»»

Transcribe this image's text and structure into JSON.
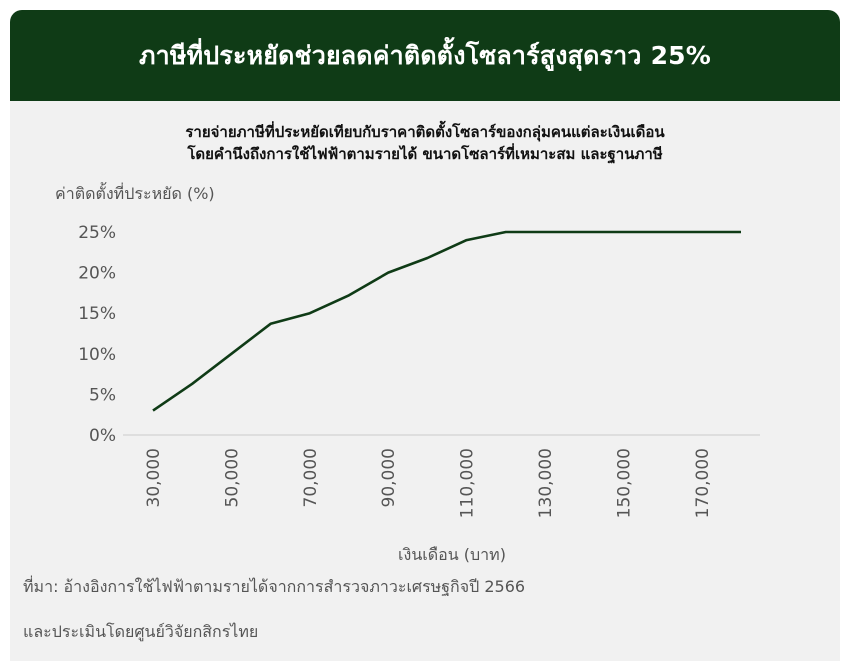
{
  "header": {
    "title": "ภาษีที่ประหยัดช่วยลดค่าติดตั้งโซลาร์สูงสุดราว 25%"
  },
  "subtitle": {
    "line1": "รายจ่ายภาษีที่ประหยัดเทียบกับราคาติดตั้งโซลาร์ของกลุ่มคนแต่ละเงินเดือน",
    "line2": "โดยคำนึงถึงการใช้ไฟฟ้าตามรายได้ ขนาดโซลาร์ที่เหมาะสม และฐานภาษี"
  },
  "colors": {
    "header_bg": "#0f3b16",
    "line": "#0f3b16",
    "panel_bg": "#f1f1f1"
  },
  "chart_data": {
    "type": "line",
    "title": "",
    "ylabel": "ค่าติดตั้งที่ประหยัด (%)",
    "xlabel": "เงินเดือน (บาท)",
    "ylim": [
      0,
      25
    ],
    "xlim": [
      30000,
      180000
    ],
    "y_ticks": [
      "0%",
      "5%",
      "10%",
      "15%",
      "20%",
      "25%"
    ],
    "x_ticks": [
      "30,000",
      "50,000",
      "70,000",
      "90,000",
      "110,000",
      "130,000",
      "150,000",
      "170,000"
    ],
    "grid": false,
    "series": [
      {
        "x": [
          30000,
          40000,
          50000,
          60000,
          70000,
          80000,
          90000,
          100000,
          110000,
          120000,
          130000,
          140000,
          150000,
          160000,
          170000,
          180000
        ],
        "y": [
          3.0,
          6.3,
          10.0,
          13.7,
          15.0,
          17.2,
          20.0,
          21.8,
          24.0,
          25.0,
          25.0,
          25.0,
          25.0,
          25.0,
          25.0,
          25.0
        ]
      }
    ]
  },
  "notes": {
    "source_line1": "ที่มา: อ้างอิงการใช้ไฟฟ้าตามรายได้จากการสำรวจภาวะเศรษฐกิจปี 2566",
    "source_line2": "และประเมินโดยศูนย์วิจัยกสิกรไทย"
  }
}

««

* Problem statement *
Reproduce all of the data exactly; the pictures do not belong in the copy.

* The completed task *
Transcribe this image's text and structure into JSON.
{
  "header": {
    "title": "ภาษีที่ประหยัดช่วยลดค่าติดตั้งโซลาร์สูงสุดราว 25%"
  },
  "subtitle": {
    "line1": "รายจ่ายภาษีที่ประหยัดเทียบกับราคาติดตั้งโซลาร์ของกลุ่มคนแต่ละเงินเดือน",
    "line2": "โดยคำนึงถึงการใช้ไฟฟ้าตามรายได้ ขนาดโซลาร์ที่เหมาะสม และฐานภาษี"
  },
  "colors": {
    "header_bg": "#0f3b16",
    "line": "#0f3b16",
    "panel_bg": "#f1f1f1"
  },
  "chart_data": {
    "type": "line",
    "title": "",
    "ylabel": "ค่าติดตั้งที่ประหยัด (%)",
    "xlabel": "เงินเดือน (บาท)",
    "ylim": [
      0,
      25
    ],
    "xlim": [
      30000,
      180000
    ],
    "y_ticks": [
      "0%",
      "5%",
      "10%",
      "15%",
      "20%",
      "25%"
    ],
    "x_ticks": [
      "30,000",
      "50,000",
      "70,000",
      "90,000",
      "110,000",
      "130,000",
      "150,000",
      "170,000"
    ],
    "grid": false,
    "series": [
      {
        "x": [
          30000,
          40000,
          50000,
          60000,
          70000,
          80000,
          90000,
          100000,
          110000,
          120000,
          130000,
          140000,
          150000,
          160000,
          170000,
          180000
        ],
        "y": [
          3.0,
          6.3,
          10.0,
          13.7,
          15.0,
          17.2,
          20.0,
          21.8,
          24.0,
          25.0,
          25.0,
          25.0,
          25.0,
          25.0,
          25.0,
          25.0
        ]
      }
    ]
  },
  "notes": {
    "source_line1": "ที่มา: อ้างอิงการใช้ไฟฟ้าตามรายได้จากการสำรวจภาวะเศรษฐกิจปี 2566",
    "source_line2": "และประเมินโดยศูนย์วิจัยกสิกรไทย"
  }
}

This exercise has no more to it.